━━━ Dataset content

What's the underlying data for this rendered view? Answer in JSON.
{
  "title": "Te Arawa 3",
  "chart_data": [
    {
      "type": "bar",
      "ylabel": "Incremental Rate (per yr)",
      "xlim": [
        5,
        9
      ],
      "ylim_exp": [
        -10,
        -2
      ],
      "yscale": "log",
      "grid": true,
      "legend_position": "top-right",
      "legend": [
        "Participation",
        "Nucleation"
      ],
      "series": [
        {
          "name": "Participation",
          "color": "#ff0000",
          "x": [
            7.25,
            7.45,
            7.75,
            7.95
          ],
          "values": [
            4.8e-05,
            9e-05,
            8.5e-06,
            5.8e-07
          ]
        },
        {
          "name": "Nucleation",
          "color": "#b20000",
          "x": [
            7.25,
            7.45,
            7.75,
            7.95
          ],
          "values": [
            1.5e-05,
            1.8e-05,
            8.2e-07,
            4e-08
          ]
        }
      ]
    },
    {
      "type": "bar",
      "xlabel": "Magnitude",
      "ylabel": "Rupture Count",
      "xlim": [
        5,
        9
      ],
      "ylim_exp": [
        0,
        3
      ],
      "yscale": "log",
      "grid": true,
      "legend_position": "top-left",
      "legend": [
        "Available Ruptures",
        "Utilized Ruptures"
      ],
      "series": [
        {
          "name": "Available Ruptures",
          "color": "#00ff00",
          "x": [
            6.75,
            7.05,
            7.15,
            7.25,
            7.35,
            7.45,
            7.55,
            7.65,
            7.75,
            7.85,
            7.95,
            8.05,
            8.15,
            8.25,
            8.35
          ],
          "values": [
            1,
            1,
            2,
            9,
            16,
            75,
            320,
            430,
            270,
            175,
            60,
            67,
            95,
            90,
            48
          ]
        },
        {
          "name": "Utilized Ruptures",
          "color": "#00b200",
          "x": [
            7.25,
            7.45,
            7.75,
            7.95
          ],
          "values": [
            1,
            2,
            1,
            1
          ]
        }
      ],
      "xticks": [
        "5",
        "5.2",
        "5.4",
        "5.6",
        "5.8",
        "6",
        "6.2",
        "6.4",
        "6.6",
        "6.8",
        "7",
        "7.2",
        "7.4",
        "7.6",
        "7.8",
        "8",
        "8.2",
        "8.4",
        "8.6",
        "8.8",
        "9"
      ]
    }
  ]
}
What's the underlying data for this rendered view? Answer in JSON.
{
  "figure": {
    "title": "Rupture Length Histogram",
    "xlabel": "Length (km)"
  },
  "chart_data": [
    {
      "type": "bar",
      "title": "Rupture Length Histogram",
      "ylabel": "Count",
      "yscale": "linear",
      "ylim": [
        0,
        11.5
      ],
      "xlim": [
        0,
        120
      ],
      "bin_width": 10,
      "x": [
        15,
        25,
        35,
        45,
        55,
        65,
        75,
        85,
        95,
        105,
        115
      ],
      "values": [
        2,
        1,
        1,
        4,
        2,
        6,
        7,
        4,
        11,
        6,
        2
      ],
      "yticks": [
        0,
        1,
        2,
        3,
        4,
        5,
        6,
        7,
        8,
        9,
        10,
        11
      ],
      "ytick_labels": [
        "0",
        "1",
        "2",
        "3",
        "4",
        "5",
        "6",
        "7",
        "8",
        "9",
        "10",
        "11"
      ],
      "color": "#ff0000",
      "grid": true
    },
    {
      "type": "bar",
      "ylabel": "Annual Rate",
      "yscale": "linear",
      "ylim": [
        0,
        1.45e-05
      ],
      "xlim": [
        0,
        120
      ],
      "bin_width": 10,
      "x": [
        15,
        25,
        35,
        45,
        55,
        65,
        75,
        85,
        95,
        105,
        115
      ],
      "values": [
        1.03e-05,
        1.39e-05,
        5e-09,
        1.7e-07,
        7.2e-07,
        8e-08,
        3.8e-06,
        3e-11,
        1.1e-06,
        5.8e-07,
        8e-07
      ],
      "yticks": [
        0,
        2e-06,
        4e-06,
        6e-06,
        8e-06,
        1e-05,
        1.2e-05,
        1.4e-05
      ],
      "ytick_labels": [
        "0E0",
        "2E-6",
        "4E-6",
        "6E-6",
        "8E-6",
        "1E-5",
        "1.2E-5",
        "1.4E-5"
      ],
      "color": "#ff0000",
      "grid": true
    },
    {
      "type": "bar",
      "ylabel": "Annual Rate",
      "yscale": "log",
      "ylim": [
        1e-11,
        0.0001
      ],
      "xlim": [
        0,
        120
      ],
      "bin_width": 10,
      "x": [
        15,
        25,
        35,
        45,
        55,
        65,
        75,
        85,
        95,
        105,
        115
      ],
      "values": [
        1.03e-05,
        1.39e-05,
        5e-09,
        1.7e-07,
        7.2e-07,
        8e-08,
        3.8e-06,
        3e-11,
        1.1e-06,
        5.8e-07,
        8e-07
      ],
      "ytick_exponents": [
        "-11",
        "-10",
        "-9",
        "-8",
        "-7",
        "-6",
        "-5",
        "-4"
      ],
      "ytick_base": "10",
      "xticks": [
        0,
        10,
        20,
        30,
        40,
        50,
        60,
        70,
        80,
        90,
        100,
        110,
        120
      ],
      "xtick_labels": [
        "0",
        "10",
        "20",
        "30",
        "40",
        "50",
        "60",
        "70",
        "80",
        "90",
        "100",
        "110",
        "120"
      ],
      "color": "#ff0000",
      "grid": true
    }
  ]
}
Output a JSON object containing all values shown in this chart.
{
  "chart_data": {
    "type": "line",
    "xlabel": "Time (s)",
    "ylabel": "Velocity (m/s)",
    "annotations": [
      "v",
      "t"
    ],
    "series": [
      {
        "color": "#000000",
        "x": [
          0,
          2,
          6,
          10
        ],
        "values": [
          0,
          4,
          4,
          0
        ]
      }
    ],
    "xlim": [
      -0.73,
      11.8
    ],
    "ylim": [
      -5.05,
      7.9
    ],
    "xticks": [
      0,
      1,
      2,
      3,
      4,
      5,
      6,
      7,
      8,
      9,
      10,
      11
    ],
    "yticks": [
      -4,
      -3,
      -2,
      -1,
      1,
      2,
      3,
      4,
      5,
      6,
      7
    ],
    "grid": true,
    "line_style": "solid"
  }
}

━━━━━━

§ What to produce: Search the data above for lines holding "xlabel" and copy each of them.

§ Output of the exercise:
      "xlabel": "Magnitude",
    "xlabel": "Length (km)"
    "xlabel": "Time (s)",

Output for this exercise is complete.